┌──

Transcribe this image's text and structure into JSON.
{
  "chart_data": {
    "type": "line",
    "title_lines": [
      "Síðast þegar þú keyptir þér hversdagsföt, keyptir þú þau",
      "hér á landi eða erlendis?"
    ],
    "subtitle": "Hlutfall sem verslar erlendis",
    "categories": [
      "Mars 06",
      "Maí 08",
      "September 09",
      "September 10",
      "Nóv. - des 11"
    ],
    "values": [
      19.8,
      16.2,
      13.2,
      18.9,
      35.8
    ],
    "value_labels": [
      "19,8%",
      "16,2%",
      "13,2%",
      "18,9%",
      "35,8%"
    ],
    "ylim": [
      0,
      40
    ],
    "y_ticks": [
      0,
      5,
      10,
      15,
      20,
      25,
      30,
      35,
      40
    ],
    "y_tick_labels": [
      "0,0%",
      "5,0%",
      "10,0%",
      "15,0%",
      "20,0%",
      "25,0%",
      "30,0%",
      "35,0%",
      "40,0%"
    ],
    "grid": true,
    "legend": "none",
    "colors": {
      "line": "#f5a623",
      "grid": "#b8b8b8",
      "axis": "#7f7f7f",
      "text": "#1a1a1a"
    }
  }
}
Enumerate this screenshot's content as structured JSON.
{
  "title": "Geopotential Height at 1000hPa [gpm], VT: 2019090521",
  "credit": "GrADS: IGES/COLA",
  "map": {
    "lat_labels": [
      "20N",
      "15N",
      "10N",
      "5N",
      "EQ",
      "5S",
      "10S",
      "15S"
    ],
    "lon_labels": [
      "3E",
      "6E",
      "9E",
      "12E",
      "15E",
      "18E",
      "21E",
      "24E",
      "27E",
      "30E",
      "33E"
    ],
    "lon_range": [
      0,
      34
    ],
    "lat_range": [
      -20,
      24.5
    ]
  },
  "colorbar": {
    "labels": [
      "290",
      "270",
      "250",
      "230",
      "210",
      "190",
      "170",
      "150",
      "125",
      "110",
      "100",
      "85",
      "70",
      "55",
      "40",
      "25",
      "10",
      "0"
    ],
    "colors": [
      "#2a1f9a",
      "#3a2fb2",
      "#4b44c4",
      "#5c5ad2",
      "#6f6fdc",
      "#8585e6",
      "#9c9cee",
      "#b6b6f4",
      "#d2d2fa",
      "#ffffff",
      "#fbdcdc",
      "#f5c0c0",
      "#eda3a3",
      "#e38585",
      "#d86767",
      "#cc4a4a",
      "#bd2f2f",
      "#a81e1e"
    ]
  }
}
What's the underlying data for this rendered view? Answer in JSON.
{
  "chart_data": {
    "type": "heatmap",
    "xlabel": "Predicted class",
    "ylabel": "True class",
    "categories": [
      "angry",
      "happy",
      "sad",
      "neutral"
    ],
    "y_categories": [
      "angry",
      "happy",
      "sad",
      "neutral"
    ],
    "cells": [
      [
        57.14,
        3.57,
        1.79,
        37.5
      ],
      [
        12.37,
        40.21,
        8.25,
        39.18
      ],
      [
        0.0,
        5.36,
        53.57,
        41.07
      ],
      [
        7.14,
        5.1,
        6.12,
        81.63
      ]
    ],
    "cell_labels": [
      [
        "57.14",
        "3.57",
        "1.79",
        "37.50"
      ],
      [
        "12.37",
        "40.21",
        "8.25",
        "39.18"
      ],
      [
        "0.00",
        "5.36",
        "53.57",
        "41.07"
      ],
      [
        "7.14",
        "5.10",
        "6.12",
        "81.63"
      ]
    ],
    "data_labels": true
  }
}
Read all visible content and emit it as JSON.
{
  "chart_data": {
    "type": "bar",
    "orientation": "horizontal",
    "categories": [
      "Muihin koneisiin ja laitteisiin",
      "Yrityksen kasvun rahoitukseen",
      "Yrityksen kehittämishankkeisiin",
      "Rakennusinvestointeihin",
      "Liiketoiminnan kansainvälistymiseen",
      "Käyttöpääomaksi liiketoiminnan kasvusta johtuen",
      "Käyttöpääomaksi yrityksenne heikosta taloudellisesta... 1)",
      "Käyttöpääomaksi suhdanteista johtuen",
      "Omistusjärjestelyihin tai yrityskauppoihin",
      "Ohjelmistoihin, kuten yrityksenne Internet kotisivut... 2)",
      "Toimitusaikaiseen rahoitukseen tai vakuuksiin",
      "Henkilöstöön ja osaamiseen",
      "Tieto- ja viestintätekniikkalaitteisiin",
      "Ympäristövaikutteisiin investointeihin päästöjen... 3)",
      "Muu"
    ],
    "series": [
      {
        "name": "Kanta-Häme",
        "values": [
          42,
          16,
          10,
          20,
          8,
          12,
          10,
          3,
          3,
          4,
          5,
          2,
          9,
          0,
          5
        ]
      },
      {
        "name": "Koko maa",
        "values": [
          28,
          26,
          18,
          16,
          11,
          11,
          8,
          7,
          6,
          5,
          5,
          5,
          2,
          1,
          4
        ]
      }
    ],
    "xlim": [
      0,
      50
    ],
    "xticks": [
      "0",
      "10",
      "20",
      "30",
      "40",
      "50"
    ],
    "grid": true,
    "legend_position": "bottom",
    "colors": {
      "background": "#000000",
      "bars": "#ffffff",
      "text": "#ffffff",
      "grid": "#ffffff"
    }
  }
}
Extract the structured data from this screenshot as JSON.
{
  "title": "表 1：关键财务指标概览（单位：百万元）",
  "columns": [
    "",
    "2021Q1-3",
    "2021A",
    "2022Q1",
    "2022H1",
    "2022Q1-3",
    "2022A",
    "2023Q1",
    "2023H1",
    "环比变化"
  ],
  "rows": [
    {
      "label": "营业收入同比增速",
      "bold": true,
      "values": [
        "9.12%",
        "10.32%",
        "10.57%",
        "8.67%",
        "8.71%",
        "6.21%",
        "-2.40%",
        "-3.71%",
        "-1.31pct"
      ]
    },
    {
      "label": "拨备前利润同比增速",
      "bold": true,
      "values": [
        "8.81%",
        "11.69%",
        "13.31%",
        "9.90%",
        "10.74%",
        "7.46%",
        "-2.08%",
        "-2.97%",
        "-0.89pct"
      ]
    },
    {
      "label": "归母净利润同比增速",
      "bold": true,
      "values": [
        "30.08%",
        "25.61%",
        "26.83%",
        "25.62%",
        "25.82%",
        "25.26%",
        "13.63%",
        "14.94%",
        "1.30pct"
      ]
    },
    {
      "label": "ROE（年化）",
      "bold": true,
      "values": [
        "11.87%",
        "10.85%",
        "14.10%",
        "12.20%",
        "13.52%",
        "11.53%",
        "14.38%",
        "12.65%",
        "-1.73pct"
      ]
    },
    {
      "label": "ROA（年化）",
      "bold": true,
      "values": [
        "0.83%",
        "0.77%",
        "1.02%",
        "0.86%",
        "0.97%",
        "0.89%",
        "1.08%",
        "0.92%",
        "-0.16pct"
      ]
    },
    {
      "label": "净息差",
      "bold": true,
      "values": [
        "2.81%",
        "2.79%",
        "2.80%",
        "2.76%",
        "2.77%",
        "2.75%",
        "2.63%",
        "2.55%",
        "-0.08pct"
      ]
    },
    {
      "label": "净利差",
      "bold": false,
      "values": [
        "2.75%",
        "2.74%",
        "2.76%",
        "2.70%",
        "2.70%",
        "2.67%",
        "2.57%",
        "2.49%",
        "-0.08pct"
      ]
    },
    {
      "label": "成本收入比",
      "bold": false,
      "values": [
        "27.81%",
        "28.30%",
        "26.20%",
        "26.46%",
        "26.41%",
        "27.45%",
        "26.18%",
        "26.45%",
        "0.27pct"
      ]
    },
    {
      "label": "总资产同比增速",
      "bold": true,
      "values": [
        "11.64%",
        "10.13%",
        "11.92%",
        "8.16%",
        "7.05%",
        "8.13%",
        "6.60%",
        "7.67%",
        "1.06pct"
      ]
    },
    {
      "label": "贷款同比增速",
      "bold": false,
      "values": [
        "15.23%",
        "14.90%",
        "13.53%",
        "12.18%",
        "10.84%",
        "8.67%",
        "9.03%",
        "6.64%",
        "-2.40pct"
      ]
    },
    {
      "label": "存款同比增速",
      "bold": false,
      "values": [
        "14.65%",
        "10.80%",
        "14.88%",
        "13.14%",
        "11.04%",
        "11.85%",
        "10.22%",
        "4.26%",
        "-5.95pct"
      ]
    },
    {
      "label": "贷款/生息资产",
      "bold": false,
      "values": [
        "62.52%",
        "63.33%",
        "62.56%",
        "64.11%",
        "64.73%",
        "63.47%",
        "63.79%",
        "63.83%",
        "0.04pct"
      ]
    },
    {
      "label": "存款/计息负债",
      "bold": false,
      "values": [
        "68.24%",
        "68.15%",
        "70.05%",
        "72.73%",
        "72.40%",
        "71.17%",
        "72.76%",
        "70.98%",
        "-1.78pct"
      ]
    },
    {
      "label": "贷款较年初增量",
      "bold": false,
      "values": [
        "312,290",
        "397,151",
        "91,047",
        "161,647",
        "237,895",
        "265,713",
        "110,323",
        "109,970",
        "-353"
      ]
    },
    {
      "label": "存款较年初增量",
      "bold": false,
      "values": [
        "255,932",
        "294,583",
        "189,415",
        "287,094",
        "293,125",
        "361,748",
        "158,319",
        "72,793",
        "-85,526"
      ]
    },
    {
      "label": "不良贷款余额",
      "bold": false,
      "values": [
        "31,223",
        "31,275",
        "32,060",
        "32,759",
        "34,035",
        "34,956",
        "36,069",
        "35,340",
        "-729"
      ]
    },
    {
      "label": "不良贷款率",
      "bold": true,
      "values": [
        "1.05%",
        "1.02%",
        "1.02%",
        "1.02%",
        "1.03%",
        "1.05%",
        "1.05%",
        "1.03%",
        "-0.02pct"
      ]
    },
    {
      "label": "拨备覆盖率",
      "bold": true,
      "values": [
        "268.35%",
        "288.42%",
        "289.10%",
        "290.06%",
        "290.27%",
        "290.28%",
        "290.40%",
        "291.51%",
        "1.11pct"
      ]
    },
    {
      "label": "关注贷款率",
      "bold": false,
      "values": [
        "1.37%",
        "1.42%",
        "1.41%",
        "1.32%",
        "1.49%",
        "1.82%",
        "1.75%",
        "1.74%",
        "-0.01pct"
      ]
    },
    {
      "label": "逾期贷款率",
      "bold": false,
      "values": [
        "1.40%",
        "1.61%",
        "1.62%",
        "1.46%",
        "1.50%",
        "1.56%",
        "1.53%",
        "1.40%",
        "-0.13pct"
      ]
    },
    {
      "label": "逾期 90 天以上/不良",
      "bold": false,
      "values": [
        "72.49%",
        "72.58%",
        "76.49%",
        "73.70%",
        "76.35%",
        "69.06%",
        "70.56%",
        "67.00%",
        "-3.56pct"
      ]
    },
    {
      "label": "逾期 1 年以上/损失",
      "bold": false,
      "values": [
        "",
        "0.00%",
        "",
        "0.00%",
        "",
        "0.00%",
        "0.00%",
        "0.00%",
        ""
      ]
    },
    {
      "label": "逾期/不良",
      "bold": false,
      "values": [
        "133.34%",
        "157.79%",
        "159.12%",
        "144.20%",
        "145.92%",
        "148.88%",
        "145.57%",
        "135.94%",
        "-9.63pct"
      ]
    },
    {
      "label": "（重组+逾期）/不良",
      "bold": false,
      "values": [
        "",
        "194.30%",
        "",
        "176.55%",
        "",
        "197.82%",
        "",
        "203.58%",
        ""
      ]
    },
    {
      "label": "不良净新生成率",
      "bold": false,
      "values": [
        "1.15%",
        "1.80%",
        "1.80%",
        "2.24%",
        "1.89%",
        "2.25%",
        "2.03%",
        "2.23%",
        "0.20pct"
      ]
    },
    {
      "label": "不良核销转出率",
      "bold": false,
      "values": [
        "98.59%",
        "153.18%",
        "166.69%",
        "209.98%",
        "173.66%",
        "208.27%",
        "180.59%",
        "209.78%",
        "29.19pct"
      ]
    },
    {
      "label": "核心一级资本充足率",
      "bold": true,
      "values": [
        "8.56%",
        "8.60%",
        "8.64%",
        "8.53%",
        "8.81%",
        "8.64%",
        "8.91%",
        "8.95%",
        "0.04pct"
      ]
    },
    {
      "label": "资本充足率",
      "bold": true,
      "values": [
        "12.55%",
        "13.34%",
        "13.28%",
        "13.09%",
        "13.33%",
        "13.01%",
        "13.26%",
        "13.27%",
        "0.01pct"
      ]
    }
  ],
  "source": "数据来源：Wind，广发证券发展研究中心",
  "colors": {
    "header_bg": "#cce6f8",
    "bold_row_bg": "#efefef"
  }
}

└──

**WORK TO COMPLETE:**
Collect every line from the records above that contains the word "yrityksenne".

**EXERCISE OUTPUT:**
      "Käyttöpääomaksi yrityksenne heikosta taloudellisesta... 1)",
      "Ohjelmistoihin, kuten yrityksenne Internet kotisivut... 2)",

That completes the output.